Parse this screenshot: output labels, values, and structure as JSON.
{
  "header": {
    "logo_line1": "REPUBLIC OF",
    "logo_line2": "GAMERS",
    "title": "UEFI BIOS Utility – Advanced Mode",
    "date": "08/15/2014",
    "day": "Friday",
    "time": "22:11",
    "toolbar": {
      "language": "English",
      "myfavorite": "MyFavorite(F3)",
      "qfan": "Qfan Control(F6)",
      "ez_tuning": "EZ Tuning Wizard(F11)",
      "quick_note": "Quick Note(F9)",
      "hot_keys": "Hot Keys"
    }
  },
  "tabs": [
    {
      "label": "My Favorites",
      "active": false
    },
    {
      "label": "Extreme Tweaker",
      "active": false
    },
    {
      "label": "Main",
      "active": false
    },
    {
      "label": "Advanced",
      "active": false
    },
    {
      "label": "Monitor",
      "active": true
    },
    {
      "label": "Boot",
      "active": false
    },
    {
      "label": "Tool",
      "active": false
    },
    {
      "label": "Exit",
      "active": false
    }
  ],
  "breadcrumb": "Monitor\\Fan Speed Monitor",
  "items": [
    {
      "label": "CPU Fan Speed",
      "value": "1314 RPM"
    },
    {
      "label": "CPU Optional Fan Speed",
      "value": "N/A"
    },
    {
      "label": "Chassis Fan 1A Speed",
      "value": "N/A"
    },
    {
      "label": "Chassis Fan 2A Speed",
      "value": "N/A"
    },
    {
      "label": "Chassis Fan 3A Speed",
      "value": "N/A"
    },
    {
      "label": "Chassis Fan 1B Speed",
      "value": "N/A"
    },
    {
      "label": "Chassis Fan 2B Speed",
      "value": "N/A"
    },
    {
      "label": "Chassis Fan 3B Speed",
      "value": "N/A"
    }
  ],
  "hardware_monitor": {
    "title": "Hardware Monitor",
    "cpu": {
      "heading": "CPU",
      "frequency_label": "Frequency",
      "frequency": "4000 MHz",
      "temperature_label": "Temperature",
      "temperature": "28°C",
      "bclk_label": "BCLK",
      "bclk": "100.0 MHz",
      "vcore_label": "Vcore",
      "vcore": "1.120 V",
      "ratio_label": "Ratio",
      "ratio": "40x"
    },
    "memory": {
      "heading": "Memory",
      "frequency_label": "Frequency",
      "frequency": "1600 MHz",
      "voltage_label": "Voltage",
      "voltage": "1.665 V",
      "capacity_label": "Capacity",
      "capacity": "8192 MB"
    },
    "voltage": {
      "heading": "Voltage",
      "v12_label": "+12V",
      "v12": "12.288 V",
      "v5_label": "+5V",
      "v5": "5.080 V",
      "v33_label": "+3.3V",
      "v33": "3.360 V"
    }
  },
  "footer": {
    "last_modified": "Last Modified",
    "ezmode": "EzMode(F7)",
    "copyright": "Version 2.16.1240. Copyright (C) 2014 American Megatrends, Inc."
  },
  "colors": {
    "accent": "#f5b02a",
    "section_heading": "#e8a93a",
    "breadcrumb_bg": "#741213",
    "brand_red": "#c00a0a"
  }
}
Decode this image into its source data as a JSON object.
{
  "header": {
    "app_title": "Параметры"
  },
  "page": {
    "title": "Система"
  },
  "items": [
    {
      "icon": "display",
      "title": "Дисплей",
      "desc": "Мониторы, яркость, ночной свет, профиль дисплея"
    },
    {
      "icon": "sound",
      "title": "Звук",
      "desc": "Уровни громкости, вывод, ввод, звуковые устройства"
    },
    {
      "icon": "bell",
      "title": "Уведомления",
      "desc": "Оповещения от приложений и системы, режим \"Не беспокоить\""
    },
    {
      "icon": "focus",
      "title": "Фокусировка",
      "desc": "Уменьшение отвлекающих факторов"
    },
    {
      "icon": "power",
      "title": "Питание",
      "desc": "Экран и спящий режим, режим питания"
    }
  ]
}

→ **PROBLEM TO WORK ON**
Reproduce, word for word, only the lines from the one that contains "Decode this image" through the final line.

→ **TASK ANSWER**
Decode this image into its source data as a JSON object.
{
  "header": {
    "app_title": "Параметры"
  },
  "page": {
    "title": "Система"
  },
  "items": [
    {
      "icon": "display",
      "title": "Дисплей",
      "desc": "Мониторы, яркость, ночной свет, профиль дисплея"
    },
    {
      "icon": "sound",
      "title": "Звук",
      "desc": "Уровни громкости, вывод, ввод, звуковые устройства"
    },
    {
      "icon": "bell",
      "title": "Уведомления",
      "desc": "Оповещения от приложений и системы, режим \"Не беспокоить\""
    },
    {
      "icon": "focus",
      "title": "Фокусировка",
      "desc": "Уменьшение отвлекающих факторов"
    },
    {
      "icon": "power",
      "title": "Питание",
      "desc": "Экран и спящий режим, режим питания"
    }
  ]
}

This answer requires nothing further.